Gereksinim 1: Lütfen aşağıdaki kayıtlarda "zoom" dizesini içeren satırları sayın ve yalnızca bu sayıyı verin.

Alıntılanan Metin:
Bir Tatar zaferi, Maraş'ın açılım sürecini hızlandırabilir. Doğu Akdeniz'deki enerji denklemlerinde ise daha net bir Ankara çizgisi görebiliriz. Ama içeride, sol kesim için bu tablo “izolasyonun derinleşmesi” endişesini artırıyor. Yani Tatar'ın kazanması, bir anlamda “Anavatan'la daha sıkı bir kucaklaşma, dünyayla daha keskin bir mesafe” demek.
Erhürman Kazanırsa: Yeniden Federasyon Hayali
Tufan Erhürman, CTP'nin lideri. Onun çizgisi daha farklı: Avrupa Birliği normlarına yaklaşan, iki toplumlu federasyon modelini yeniden gündeme taşıyan bir perspektif.
“Dünyaya açılma” mesajı, özellikle gençler arasında yankı buluyor. Pasaportla başka ülkelere gidebilmeyi değil, burada kalıp daha iyi koşullarda yaşamayı hayal eden gençler için umut kapısı.
Erhürman'ın kazanması, Brüksel ve New York'la daha fazla temas anlamına gelir. Türkiye ile ilişkiler ise tamamen kopmaz; ama daha “kurumsal işbirliği” düzeyine çekilir. İçeride ise sosyal demokrat politikalar, şeffaflık ve hukuk devleti vurgusu öne çıkar. Ama bu tablo, sağ seçmende “federasyon macerası güvenlik riskine dönüşür mü?” sorusunu beraberinde getiriyor.
Seçim Sisteminin Hesabı
KKTC'de cumhurbaşkanlığı seçiminde kural net: İlk turda yüzde elli artı biri bulan aday doğrudan kazanıyor. Olmazsa, en çok oy alan iki isim ikinci turda karşı karşıya geliyor. Kağıt üzerinde basit görünen bu sistem, siyasetin içinde çok daha karmaşık. Çünkü Kıbrıs'ta seçim sadece rakamlardan değil, aidiyetlerden, psikolojik üstünlükten ve katılım oranlarından oluşuyor.

Gereksinim 2: Yukarıdaki KKTC seçimi yazısında "Erhürman Kazanırsa: Yeniden" sözcüklerinden başlayıp "taşıyan bir perspektif." sözcükleri de dahil olmak üzere bu sözcüklere kadar uzanan bölümü hiç değiştirmeden tekrar yazın.

Kayıt Kesitleri:
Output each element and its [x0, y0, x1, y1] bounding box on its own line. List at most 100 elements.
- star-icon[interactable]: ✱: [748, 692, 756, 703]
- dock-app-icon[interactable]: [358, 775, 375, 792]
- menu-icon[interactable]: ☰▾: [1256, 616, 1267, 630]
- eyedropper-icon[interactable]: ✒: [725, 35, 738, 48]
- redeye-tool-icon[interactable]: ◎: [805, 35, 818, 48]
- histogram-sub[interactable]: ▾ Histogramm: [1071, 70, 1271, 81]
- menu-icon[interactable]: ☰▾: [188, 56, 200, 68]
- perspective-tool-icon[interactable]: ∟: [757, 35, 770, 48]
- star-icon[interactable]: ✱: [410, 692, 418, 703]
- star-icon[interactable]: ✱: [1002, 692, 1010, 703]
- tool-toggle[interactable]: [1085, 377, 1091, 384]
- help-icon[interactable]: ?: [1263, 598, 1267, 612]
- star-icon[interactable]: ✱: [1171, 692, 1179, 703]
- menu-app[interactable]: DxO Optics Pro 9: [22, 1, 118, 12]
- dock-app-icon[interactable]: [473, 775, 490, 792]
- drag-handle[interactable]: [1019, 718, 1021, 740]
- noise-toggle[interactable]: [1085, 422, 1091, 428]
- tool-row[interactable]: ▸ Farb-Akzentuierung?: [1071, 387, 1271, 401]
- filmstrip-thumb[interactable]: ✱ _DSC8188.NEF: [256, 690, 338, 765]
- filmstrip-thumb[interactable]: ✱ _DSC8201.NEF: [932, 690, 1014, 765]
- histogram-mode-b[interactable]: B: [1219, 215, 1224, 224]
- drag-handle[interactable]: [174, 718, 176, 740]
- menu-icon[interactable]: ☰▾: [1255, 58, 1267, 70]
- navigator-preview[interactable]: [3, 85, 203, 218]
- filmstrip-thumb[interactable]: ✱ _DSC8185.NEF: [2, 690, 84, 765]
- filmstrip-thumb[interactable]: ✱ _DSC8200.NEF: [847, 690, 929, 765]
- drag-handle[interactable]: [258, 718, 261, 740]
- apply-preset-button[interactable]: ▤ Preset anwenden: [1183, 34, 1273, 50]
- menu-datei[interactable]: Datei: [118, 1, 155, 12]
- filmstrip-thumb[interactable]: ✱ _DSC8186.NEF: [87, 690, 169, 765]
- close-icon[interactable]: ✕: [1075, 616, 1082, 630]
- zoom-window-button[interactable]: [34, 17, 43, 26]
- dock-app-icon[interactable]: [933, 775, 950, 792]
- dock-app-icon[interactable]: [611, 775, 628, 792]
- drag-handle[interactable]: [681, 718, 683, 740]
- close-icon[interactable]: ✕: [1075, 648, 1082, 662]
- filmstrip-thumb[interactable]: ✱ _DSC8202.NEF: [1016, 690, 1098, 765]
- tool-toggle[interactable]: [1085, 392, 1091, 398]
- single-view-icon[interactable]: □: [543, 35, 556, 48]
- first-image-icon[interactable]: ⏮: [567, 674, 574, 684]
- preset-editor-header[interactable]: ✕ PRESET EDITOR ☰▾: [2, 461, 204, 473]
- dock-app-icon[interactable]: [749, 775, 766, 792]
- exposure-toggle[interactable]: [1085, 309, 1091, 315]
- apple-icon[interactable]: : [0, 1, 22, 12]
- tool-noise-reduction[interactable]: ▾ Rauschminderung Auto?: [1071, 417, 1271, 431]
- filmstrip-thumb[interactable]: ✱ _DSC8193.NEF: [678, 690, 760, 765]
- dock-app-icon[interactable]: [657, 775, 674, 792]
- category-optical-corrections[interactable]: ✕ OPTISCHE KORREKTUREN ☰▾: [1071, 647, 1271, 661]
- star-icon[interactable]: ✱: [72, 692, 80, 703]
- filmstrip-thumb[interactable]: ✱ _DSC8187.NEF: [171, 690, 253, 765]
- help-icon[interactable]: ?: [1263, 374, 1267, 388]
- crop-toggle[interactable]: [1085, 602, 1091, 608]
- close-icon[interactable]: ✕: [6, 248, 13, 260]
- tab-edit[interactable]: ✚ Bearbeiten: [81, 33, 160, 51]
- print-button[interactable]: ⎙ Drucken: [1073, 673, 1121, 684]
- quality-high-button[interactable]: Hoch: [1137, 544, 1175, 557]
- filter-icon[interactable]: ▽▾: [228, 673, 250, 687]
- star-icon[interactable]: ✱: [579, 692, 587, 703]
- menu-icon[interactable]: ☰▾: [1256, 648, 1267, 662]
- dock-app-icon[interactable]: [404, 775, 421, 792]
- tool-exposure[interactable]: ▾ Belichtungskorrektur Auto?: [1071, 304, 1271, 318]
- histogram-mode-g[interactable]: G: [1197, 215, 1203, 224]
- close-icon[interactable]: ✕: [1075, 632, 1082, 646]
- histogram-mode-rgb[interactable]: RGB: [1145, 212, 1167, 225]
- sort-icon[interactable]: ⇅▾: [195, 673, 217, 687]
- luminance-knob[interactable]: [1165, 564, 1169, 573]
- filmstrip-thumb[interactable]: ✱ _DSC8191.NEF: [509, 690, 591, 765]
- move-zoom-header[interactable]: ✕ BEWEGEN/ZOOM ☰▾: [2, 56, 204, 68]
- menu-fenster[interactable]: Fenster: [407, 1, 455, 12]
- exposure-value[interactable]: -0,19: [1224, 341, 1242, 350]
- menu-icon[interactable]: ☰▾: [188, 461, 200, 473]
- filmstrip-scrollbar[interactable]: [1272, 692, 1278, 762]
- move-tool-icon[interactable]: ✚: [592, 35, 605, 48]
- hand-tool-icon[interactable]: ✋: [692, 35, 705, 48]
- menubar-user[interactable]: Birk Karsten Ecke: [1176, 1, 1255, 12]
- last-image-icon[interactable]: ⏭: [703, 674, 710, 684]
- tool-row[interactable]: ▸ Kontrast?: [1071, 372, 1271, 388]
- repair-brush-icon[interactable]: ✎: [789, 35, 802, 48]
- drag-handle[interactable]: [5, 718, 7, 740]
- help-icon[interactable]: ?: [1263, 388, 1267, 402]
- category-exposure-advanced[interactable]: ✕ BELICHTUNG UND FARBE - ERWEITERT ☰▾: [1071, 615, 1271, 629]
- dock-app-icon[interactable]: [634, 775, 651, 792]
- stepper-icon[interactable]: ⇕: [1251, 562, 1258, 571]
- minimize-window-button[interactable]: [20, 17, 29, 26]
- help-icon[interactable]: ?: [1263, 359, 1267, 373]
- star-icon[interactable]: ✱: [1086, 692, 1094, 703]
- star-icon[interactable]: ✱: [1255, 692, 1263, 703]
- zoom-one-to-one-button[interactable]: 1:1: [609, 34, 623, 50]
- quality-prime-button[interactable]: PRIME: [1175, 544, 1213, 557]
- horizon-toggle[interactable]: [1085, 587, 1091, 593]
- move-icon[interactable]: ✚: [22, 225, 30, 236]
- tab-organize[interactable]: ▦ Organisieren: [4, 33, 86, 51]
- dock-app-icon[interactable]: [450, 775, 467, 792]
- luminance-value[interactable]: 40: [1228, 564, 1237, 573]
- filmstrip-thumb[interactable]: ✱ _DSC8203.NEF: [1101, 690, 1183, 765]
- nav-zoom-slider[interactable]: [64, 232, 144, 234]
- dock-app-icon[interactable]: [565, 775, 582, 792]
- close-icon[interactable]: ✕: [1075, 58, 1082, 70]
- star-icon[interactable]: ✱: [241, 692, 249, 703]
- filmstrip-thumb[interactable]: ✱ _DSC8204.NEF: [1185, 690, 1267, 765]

Alıştırma Cevabı 1: 4

Alıştırma Cevabı 2:
Erhürman Kazanırsa: Yeniden Federasyon Hayali
Tufan Erhürman, CTP'nin lideri. Onun çizgisi daha farklı: Avrupa Birliği normlarına yaklaşan, iki toplumlu federasyon modelini yeniden gündeme taşıyan bir perspektif.